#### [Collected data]

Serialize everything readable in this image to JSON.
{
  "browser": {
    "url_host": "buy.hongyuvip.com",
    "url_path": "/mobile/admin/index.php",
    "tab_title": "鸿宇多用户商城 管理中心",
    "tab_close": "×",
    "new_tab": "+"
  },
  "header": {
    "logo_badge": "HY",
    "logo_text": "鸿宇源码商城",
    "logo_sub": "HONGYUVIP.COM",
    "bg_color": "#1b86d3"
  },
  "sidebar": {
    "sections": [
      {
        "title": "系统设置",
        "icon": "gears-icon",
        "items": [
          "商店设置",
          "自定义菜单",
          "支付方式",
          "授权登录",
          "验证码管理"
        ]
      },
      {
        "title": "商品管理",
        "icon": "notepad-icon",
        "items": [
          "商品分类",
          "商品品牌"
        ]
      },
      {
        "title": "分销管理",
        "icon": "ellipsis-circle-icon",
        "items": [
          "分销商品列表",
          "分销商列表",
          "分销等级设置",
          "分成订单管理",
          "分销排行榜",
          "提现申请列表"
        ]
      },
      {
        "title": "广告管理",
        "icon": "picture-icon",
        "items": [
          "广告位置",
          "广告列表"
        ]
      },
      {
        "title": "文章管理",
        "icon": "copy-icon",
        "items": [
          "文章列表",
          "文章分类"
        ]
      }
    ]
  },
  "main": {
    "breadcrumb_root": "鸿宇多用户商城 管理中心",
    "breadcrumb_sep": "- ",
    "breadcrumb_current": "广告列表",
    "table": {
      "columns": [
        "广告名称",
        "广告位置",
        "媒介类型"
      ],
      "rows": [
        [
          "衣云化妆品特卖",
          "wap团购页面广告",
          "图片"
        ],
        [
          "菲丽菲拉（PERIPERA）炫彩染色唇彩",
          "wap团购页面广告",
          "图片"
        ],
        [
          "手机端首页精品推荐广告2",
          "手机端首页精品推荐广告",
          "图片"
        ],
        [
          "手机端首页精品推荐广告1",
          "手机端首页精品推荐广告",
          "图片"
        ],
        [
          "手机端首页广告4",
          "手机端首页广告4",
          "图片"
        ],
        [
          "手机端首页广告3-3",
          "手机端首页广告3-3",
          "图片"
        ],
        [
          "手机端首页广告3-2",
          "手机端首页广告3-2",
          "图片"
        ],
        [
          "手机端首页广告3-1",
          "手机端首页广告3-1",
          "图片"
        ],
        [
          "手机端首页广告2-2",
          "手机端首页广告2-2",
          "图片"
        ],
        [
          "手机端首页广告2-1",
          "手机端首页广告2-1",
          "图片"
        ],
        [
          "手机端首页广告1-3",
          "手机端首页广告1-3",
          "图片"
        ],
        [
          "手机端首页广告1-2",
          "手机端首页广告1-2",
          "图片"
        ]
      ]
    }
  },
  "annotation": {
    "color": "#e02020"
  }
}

#### [Short exercise]
All entries shown above should be printed again exactly.

#### [Task result]
Serialize everything readable in this image to JSON.
{
  "browser": {
    "url_host": "buy.hongyuvip.com",
    "url_path": "/mobile/admin/index.php",
    "tab_title": "鸿宇多用户商城 管理中心",
    "tab_close": "×",
    "new_tab": "+"
  },
  "header": {
    "logo_badge": "HY",
    "logo_text": "鸿宇源码商城",
    "logo_sub": "HONGYUVIP.COM",
    "bg_color": "#1b86d3"
  },
  "sidebar": {
    "sections": [
      {
        "title": "系统设置",
        "icon": "gears-icon",
        "items": [
          "商店设置",
          "自定义菜单",
          "支付方式",
          "授权登录",
          "验证码管理"
        ]
      },
      {
        "title": "商品管理",
        "icon": "notepad-icon",
        "items": [
          "商品分类",
          "商品品牌"
        ]
      },
      {
        "title": "分销管理",
        "icon": "ellipsis-circle-icon",
        "items": [
          "分销商品列表",
          "分销商列表",
          "分销等级设置",
          "分成订单管理",
          "分销排行榜",
          "提现申请列表"
        ]
      },
      {
        "title": "广告管理",
        "icon": "picture-icon",
        "items": [
          "广告位置",
          "广告列表"
        ]
      },
      {
        "title": "文章管理",
        "icon": "copy-icon",
        "items": [
          "文章列表",
          "文章分类"
        ]
      }
    ]
  },
  "main": {
    "breadcrumb_root": "鸿宇多用户商城 管理中心",
    "breadcrumb_sep": "- ",
    "breadcrumb_current": "广告列表",
    "table": {
      "columns": [
        "广告名称",
        "广告位置",
        "媒介类型"
      ],
      "rows": [
        [
          "衣云化妆品特卖",
          "wap团购页面广告",
          "图片"
        ],
        [
          "菲丽菲拉（PERIPERA）炫彩染色唇彩",
          "wap团购页面广告",
          "图片"
        ],
        [
          "手机端首页精品推荐广告2",
          "手机端首页精品推荐广告",
          "图片"
        ],
        [
          "手机端首页精品推荐广告1",
          "手机端首页精品推荐广告",
          "图片"
        ],
        [
          "手机端首页广告4",
          "手机端首页广告4",
          "图片"
        ],
        [
          "手机端首页广告3-3",
          "手机端首页广告3-3",
          "图片"
        ],
        [
          "手机端首页广告3-2",
          "手机端首页广告3-2",
          "图片"
        ],
        [
          "手机端首页广告3-1",
          "手机端首页广告3-1",
          "图片"
        ],
        [
          "手机端首页广告2-2",
          "手机端首页广告2-2",
          "图片"
        ],
        [
          "手机端首页广告2-1",
          "手机端首页广告2-1",
          "图片"
        ],
        [
          "手机端首页广告1-3",
          "手机端首页广告1-3",
          "图片"
        ],
        [
          "手机端首页广告1-2",
          "手机端首页广告1-2",
          "图片"
        ]
      ]
    }
  },
  "annotation": {
    "color": "#e02020"
  }
}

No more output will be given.